Required work: Can you quote exactly the stretch of lines from the one with "Type out the text in this image." through the final line of the material, both ends included?

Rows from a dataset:

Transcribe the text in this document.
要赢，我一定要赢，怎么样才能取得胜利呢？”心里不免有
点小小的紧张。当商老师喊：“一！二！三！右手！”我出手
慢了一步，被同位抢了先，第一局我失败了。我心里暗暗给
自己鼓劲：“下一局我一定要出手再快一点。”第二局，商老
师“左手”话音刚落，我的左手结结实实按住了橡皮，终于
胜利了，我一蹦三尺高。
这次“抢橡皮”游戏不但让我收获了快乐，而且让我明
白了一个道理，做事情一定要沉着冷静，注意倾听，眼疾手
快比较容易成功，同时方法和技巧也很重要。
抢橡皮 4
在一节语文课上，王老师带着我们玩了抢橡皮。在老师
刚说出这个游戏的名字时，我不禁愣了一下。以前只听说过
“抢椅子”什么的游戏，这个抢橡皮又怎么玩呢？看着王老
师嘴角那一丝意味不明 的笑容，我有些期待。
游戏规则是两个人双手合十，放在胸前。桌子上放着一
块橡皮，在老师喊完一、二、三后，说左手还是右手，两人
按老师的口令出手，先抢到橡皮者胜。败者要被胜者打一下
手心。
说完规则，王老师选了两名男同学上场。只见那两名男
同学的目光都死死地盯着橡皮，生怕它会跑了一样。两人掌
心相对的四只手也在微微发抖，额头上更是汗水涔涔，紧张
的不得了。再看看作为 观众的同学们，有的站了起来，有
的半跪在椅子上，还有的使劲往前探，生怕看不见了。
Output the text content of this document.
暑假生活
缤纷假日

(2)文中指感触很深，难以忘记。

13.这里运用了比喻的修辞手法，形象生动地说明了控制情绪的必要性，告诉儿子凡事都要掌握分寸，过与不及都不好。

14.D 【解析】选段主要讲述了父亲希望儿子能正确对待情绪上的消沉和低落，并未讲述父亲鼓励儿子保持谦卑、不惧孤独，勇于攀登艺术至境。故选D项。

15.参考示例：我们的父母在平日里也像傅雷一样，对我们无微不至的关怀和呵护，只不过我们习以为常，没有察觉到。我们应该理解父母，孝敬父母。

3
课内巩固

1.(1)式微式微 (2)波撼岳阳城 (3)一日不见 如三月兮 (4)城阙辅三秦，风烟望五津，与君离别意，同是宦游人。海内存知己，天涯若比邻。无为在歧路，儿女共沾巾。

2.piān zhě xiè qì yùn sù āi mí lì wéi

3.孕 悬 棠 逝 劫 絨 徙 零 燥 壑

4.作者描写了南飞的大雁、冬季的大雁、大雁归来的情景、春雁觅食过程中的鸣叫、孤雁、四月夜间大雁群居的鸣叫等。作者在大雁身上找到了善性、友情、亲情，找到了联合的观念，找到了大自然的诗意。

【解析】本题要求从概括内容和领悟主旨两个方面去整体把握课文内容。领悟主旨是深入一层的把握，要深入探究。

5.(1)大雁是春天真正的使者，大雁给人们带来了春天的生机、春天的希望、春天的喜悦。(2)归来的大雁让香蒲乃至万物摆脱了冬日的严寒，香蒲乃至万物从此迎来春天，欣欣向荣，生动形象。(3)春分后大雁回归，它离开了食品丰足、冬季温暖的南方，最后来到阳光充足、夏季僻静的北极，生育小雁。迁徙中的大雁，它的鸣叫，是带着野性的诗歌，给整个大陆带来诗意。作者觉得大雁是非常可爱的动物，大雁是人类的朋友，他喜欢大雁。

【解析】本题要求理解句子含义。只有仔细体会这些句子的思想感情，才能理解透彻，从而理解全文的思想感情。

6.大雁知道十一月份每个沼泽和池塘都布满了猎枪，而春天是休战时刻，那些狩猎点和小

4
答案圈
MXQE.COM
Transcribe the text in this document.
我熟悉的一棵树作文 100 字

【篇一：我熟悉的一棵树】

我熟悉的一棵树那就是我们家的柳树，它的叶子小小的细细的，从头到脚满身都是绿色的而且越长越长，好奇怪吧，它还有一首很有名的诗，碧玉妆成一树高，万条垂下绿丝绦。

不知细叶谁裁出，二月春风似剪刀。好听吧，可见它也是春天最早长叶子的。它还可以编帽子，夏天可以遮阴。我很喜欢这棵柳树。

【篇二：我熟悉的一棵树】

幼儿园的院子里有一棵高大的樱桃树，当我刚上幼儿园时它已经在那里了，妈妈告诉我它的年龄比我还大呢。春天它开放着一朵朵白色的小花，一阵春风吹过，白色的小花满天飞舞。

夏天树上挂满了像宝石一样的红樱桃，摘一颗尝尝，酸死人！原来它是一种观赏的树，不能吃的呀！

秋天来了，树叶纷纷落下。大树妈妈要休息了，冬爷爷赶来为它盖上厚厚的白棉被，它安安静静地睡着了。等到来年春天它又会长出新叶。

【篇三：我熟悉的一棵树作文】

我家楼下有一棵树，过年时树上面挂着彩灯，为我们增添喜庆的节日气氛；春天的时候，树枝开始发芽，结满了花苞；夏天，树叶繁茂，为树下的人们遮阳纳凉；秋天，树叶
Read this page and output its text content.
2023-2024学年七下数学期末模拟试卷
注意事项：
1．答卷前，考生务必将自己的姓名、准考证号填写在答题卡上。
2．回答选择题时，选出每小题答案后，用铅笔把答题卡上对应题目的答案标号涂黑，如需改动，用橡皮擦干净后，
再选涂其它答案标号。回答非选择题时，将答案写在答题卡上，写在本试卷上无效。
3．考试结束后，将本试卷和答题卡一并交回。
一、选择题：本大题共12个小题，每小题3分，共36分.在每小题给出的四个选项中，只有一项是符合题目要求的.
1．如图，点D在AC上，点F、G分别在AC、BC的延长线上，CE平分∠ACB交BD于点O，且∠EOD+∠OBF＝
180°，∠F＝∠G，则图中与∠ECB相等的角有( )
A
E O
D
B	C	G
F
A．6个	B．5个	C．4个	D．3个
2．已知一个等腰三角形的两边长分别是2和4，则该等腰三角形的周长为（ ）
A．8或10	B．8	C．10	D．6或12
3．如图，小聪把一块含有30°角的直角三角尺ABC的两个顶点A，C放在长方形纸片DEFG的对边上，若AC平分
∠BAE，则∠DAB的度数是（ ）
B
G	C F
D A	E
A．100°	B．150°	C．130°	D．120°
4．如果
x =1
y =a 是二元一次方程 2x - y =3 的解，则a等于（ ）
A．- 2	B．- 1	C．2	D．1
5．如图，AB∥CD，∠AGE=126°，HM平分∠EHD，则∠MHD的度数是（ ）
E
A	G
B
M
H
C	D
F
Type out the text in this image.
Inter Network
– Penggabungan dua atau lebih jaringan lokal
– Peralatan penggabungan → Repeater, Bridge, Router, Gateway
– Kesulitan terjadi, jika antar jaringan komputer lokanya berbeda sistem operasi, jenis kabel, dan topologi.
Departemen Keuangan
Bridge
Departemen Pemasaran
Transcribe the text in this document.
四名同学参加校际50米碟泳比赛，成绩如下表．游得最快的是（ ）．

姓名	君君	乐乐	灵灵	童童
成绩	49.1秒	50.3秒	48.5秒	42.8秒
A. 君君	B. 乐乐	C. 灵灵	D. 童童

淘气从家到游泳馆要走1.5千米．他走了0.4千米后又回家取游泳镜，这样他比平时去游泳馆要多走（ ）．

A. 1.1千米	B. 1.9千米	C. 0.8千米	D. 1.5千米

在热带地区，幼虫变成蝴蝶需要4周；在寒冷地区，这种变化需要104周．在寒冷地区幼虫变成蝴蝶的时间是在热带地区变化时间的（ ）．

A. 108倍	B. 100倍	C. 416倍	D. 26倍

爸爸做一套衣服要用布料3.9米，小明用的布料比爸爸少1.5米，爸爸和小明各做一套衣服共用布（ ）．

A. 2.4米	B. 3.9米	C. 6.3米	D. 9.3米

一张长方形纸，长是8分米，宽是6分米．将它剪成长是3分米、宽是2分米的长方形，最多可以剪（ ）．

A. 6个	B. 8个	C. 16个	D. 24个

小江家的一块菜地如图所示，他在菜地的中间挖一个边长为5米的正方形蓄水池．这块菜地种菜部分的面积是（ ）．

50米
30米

Exercise solution:
Type out the text in this image.
Inter Network
– Penggabungan dua atau lebih jaringan lokal
– Peralatan penggabungan → Repeater, Bridge, Router, Gateway
– Kesulitan terjadi, jika antar jaringan komputer lokanya berbeda sistem operasi, jenis kabel, dan topologi.
Departemen Keuangan
Bridge
Departemen Pemasaran
Transcribe the text in this document.
四名同学参加校际50米碟泳比赛，成绩如下表．游得最快的是（ ）．

姓名	君君	乐乐	灵灵	童童
成绩	49.1秒	50.3秒	48.5秒	42.8秒
A. 君君	B. 乐乐	C. 灵灵	D. 童童

淘气从家到游泳馆要走1.5千米．他走了0.4千米后又回家取游泳镜，这样他比平时去游泳馆要多走（ ）．

A. 1.1千米	B. 1.9千米	C. 0.8千米	D. 1.5千米

在热带地区，幼虫变成蝴蝶需要4周；在寒冷地区，这种变化需要104周．在寒冷地区幼虫变成蝴蝶的时间是在热带地区变化时间的（ ）．

A. 108倍	B. 100倍	C. 416倍	D. 26倍

爸爸做一套衣服要用布料3.9米，小明用的布料比爸爸少1.5米，爸爸和小明各做一套衣服共用布（ ）．

A. 2.4米	B. 3.9米	C. 6.3米	D. 9.3米

一张长方形纸，长是8分米，宽是6分米．将它剪成长是3分米、宽是2分米的长方形，最多可以剪（ ）．

A. 6个	B. 8个	C. 16个	D. 24个

小江家的一块菜地如图所示，他在菜地的中间挖一个边长为5米的正方形蓄水池．这块菜地种菜部分的面积是（ ）．

50米
30米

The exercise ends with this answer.